[Written problem]
The records that follow are to be repeated without alteration.

((

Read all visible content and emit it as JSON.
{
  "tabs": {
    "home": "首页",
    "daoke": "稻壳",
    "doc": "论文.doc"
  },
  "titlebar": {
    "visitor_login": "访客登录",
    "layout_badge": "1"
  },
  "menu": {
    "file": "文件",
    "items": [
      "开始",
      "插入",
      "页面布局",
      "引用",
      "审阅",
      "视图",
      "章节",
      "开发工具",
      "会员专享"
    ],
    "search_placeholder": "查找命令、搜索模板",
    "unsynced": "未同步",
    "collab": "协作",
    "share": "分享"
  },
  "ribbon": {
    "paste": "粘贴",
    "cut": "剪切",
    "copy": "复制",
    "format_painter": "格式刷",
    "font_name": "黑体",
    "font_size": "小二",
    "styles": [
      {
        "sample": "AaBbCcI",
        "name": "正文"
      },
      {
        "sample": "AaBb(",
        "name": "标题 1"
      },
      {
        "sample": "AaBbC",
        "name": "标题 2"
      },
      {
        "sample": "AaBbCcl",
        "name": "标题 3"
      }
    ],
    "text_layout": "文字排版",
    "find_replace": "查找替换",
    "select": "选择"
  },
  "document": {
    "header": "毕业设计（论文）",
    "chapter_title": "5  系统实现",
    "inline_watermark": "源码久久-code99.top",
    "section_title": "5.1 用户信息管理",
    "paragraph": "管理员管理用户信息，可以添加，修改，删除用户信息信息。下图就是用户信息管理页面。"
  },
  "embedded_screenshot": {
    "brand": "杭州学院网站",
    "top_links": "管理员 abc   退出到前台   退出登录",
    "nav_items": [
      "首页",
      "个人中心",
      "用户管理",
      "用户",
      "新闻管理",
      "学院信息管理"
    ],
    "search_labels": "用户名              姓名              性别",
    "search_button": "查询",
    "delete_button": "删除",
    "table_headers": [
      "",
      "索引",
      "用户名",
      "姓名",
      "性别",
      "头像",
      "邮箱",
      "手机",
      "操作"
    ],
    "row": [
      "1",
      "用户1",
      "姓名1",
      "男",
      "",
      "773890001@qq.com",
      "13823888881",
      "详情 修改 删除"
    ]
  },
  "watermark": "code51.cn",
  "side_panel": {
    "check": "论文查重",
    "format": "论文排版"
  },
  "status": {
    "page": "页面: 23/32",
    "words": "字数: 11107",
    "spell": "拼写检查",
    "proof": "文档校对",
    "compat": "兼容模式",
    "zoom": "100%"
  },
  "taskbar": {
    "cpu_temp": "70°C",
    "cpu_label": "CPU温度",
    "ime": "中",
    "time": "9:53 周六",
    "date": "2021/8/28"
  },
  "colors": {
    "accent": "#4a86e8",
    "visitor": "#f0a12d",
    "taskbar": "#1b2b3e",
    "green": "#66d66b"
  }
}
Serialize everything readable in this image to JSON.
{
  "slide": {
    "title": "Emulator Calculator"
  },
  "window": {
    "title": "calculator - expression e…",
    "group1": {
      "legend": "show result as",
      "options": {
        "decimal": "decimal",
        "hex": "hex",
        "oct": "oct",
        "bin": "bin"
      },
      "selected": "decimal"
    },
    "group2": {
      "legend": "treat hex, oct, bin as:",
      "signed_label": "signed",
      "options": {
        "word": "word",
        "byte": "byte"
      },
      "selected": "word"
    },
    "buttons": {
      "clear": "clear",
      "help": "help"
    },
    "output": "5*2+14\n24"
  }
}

))

[Reply]
Read all visible content and emit it as JSON.
{
  "tabs": {
    "home": "首页",
    "daoke": "稻壳",
    "doc": "论文.doc"
  },
  "titlebar": {
    "visitor_login": "访客登录",
    "layout_badge": "1"
  },
  "menu": {
    "file": "文件",
    "items": [
      "开始",
      "插入",
      "页面布局",
      "引用",
      "审阅",
      "视图",
      "章节",
      "开发工具",
      "会员专享"
    ],
    "search_placeholder": "查找命令、搜索模板",
    "unsynced": "未同步",
    "collab": "协作",
    "share": "分享"
  },
  "ribbon": {
    "paste": "粘贴",
    "cut": "剪切",
    "copy": "复制",
    "format_painter": "格式刷",
    "font_name": "黑体",
    "font_size": "小二",
    "styles": [
      {
        "sample": "AaBbCcI",
        "name": "正文"
      },
      {
        "sample": "AaBb(",
        "name": "标题 1"
      },
      {
        "sample": "AaBbC",
        "name": "标题 2"
      },
      {
        "sample": "AaBbCcl",
        "name": "标题 3"
      }
    ],
    "text_layout": "文字排版",
    "find_replace": "查找替换",
    "select": "选择"
  },
  "document": {
    "header": "毕业设计（论文）",
    "chapter_title": "5  系统实现",
    "inline_watermark": "源码久久-code99.top",
    "section_title": "5.1 用户信息管理",
    "paragraph": "管理员管理用户信息，可以添加，修改，删除用户信息信息。下图就是用户信息管理页面。"
  },
  "embedded_screenshot": {
    "brand": "杭州学院网站",
    "top_links": "管理员 abc   退出到前台   退出登录",
    "nav_items": [
      "首页",
      "个人中心",
      "用户管理",
      "用户",
      "新闻管理",
      "学院信息管理"
    ],
    "search_labels": "用户名              姓名              性别",
    "search_button": "查询",
    "delete_button": "删除",
    "table_headers": [
      "",
      "索引",
      "用户名",
      "姓名",
      "性别",
      "头像",
      "邮箱",
      "手机",
      "操作"
    ],
    "row": [
      "1",
      "用户1",
      "姓名1",
      "男",
      "",
      "773890001@qq.com",
      "13823888881",
      "详情 修改 删除"
    ]
  },
  "watermark": "code51.cn",
  "side_panel": {
    "check": "论文查重",
    "format": "论文排版"
  },
  "status": {
    "page": "页面: 23/32",
    "words": "字数: 11107",
    "spell": "拼写检查",
    "proof": "文档校对",
    "compat": "兼容模式",
    "zoom": "100%"
  },
  "taskbar": {
    "cpu_temp": "70°C",
    "cpu_label": "CPU温度",
    "ime": "中",
    "time": "9:53 周六",
    "date": "2021/8/28"
  },
  "colors": {
    "accent": "#4a86e8",
    "visitor": "#f0a12d",
    "taskbar": "#1b2b3e",
    "green": "#66d66b"
  }
}
Serialize everything readable in this image to JSON.
{
  "slide": {
    "title": "Emulator Calculator"
  },
  "window": {
    "title": "calculator - expression e…",
    "group1": {
      "legend": "show result as",
      "options": {
        "decimal": "decimal",
        "hex": "hex",
        "oct": "oct",
        "bin": "bin"
      },
      "selected": "decimal"
    },
    "group2": {
      "legend": "treat hex, oct, bin as:",
      "signed_label": "signed",
      "options": {
        "word": "word",
        "byte": "byte"
      },
      "selected": "word"
    },
    "buttons": {
      "clear": "clear",
      "help": "help"
    },
    "output": "5*2+14\n24"
  }
}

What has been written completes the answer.